---------- Provided records ----------

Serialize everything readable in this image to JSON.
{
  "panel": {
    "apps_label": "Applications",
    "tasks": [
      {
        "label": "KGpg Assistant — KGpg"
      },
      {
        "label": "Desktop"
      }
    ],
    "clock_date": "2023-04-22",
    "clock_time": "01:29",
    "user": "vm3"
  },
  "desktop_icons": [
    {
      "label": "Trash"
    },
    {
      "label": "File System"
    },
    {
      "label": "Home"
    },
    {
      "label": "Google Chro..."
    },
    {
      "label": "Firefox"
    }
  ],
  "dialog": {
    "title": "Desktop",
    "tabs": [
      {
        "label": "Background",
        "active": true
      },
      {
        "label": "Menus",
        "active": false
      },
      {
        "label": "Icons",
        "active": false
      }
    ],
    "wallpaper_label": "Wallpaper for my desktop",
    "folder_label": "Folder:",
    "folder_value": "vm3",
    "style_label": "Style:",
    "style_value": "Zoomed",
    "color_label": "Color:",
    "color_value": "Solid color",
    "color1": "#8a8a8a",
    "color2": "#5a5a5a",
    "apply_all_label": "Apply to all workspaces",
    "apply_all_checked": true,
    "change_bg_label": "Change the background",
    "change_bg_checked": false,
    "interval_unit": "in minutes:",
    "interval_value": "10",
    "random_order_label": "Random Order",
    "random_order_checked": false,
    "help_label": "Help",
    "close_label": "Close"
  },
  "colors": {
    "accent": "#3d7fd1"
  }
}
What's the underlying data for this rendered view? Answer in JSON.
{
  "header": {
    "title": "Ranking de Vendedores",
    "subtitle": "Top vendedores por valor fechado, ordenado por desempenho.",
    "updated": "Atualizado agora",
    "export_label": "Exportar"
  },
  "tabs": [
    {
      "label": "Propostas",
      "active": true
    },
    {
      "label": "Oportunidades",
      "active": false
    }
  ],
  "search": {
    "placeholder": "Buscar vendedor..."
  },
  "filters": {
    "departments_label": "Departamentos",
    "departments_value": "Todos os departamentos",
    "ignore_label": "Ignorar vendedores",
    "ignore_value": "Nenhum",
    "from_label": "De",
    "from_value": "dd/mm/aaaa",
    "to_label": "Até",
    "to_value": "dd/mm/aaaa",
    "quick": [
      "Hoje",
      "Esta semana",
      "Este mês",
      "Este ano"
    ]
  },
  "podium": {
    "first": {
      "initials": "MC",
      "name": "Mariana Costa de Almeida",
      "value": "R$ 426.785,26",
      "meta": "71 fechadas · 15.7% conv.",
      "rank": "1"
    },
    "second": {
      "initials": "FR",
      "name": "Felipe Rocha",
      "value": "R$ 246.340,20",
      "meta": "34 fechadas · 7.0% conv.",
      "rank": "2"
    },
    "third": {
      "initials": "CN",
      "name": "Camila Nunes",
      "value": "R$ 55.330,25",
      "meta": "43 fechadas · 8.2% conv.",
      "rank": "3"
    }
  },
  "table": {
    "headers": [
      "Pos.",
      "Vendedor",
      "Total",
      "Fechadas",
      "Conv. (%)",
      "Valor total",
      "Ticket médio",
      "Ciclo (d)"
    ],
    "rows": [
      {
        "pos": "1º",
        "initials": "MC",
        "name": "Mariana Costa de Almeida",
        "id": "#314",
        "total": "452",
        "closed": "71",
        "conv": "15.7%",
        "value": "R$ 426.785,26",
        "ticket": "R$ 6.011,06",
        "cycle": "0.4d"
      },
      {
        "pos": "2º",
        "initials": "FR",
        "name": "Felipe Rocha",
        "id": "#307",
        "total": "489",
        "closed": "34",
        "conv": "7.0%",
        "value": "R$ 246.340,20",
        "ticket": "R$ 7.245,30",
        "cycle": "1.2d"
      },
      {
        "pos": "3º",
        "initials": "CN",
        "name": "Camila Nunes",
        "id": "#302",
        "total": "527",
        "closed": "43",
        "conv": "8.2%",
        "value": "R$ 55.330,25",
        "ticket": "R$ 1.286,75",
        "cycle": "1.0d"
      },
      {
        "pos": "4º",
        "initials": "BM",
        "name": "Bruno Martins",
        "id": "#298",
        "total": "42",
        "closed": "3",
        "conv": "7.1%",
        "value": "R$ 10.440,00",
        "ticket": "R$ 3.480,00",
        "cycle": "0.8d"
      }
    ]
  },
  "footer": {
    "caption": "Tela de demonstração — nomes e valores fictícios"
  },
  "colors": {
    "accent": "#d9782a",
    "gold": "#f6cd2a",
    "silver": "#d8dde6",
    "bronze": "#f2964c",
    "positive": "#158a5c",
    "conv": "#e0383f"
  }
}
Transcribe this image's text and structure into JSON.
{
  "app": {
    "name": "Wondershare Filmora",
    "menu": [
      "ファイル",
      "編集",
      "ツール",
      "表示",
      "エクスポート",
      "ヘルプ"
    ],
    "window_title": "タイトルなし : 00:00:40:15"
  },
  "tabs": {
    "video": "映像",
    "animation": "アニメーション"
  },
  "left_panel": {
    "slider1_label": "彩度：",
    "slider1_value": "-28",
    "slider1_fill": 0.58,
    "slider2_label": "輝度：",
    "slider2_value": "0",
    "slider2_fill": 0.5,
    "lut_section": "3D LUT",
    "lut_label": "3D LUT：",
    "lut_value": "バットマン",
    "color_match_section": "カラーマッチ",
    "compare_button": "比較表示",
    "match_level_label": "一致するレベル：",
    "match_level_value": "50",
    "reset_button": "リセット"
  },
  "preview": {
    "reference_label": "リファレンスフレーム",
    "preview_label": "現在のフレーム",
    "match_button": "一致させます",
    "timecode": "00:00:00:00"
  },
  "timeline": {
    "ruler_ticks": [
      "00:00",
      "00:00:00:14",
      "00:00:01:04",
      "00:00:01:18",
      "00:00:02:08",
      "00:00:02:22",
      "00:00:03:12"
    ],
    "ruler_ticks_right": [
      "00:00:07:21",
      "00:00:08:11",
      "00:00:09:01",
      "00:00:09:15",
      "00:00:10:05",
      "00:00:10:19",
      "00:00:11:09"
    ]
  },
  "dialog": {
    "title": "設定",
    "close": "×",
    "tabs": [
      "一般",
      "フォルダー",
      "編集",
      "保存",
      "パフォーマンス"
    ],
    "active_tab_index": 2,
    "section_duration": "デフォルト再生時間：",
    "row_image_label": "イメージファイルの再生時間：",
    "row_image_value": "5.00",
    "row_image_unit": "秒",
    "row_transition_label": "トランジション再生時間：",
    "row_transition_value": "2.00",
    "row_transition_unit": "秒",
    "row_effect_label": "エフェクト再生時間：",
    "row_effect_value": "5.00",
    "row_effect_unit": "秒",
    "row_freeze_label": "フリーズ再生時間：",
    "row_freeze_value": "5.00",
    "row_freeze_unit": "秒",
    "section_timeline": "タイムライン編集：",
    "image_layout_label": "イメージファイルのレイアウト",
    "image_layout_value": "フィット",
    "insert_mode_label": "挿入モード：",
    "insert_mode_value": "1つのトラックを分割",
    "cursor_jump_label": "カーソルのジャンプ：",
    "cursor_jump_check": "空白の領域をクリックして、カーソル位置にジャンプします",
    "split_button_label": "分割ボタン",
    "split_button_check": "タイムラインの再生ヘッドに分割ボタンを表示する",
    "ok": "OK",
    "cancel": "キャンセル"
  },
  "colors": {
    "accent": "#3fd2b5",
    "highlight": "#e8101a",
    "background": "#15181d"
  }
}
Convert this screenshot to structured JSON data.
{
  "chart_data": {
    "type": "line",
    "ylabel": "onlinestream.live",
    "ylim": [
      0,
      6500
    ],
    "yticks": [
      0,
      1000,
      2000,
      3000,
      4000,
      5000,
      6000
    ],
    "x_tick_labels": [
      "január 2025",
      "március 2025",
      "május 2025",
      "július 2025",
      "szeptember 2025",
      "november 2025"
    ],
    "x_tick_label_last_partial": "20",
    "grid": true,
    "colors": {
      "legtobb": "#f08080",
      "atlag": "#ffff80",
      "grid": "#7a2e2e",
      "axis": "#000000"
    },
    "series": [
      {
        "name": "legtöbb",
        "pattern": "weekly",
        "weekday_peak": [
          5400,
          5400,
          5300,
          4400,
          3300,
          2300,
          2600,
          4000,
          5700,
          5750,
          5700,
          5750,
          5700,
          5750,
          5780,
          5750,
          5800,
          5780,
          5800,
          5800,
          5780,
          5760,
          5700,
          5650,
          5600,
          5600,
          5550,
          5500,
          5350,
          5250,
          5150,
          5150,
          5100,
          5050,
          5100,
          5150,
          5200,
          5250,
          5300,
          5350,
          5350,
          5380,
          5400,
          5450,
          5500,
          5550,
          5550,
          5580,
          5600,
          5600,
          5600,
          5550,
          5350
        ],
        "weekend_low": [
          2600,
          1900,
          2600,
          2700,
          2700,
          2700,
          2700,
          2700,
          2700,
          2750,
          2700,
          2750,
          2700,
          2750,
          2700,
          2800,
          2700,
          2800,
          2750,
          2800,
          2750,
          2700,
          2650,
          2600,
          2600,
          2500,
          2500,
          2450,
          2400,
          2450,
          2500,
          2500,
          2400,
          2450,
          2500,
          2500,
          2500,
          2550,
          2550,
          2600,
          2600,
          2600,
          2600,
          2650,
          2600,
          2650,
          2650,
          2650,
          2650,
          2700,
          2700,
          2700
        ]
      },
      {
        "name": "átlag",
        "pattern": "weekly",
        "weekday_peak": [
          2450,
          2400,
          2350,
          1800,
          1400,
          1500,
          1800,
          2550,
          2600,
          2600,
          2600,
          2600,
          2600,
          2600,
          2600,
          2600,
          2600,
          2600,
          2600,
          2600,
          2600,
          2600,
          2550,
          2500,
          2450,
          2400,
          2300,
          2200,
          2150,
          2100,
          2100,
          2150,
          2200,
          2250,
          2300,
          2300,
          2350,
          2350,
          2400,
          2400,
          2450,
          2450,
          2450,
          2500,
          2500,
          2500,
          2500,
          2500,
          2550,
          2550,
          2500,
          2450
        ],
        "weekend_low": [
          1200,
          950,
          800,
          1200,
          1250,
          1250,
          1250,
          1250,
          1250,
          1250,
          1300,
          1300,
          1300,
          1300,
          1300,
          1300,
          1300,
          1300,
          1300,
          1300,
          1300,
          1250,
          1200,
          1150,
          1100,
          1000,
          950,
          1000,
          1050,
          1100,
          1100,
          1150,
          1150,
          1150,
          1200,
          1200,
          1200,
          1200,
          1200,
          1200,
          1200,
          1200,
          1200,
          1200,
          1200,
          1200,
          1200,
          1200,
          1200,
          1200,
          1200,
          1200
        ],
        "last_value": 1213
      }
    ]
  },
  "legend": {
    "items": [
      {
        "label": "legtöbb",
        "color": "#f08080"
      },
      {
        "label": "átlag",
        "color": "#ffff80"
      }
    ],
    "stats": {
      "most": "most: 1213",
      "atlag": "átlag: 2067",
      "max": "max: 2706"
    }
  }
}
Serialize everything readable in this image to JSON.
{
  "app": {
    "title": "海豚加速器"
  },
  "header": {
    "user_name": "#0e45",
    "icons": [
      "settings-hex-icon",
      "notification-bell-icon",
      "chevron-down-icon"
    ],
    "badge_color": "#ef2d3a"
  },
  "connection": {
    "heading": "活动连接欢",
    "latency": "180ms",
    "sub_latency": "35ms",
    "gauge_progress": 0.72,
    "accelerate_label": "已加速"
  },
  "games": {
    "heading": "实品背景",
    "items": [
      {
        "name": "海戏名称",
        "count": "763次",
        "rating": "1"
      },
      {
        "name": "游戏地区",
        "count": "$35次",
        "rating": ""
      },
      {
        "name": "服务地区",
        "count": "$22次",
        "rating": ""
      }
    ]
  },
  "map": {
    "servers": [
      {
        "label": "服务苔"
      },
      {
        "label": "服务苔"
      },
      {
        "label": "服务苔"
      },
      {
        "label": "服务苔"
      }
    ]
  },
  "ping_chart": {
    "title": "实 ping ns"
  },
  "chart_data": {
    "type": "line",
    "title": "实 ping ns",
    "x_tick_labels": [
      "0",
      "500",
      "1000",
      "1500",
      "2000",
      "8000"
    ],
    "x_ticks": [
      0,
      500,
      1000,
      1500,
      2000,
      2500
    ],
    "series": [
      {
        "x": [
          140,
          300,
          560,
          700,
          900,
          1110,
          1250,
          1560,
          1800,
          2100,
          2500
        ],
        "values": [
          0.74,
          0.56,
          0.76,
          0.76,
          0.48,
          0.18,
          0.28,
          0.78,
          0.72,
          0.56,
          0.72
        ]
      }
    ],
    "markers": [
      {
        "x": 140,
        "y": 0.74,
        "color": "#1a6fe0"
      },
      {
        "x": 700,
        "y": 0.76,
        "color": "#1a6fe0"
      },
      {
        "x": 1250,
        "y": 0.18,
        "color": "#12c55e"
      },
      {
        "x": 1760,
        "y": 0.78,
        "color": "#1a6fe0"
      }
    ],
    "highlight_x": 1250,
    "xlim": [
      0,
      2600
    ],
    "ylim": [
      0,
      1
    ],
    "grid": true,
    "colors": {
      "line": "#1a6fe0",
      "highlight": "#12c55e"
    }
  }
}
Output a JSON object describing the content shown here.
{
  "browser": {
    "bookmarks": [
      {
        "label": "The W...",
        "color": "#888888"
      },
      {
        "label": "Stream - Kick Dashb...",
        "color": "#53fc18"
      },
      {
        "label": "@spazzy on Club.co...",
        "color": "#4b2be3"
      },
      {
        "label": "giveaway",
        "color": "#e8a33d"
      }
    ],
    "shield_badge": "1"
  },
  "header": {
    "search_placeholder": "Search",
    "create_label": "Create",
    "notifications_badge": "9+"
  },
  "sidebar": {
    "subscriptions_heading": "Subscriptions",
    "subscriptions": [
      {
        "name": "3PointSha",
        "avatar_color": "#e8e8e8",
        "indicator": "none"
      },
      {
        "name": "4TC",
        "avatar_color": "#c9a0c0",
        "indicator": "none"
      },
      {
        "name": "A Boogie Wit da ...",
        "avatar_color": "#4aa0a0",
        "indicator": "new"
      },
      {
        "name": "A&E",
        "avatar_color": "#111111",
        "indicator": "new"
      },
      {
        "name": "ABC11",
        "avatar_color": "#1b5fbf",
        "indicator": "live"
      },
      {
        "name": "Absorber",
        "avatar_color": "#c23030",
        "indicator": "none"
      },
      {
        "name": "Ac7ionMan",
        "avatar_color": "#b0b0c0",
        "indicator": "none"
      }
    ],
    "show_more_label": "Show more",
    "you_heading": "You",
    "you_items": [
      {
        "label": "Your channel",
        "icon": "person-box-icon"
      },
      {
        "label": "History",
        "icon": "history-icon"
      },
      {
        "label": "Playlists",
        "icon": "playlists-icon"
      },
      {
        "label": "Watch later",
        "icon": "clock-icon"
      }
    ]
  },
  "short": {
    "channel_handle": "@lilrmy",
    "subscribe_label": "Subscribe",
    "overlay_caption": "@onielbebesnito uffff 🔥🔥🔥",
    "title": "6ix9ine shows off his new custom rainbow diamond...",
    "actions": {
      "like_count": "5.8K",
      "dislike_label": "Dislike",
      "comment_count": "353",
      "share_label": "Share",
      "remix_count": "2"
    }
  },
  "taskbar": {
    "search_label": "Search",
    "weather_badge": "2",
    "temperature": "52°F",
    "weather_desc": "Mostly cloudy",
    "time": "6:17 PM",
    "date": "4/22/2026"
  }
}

----------

Aim: Which lines hold the word "átlag"? Return all of them from the records above.

The output:
        "name": "átlag",
        "label": "átlag",
      "atlag": "átlag: 2067",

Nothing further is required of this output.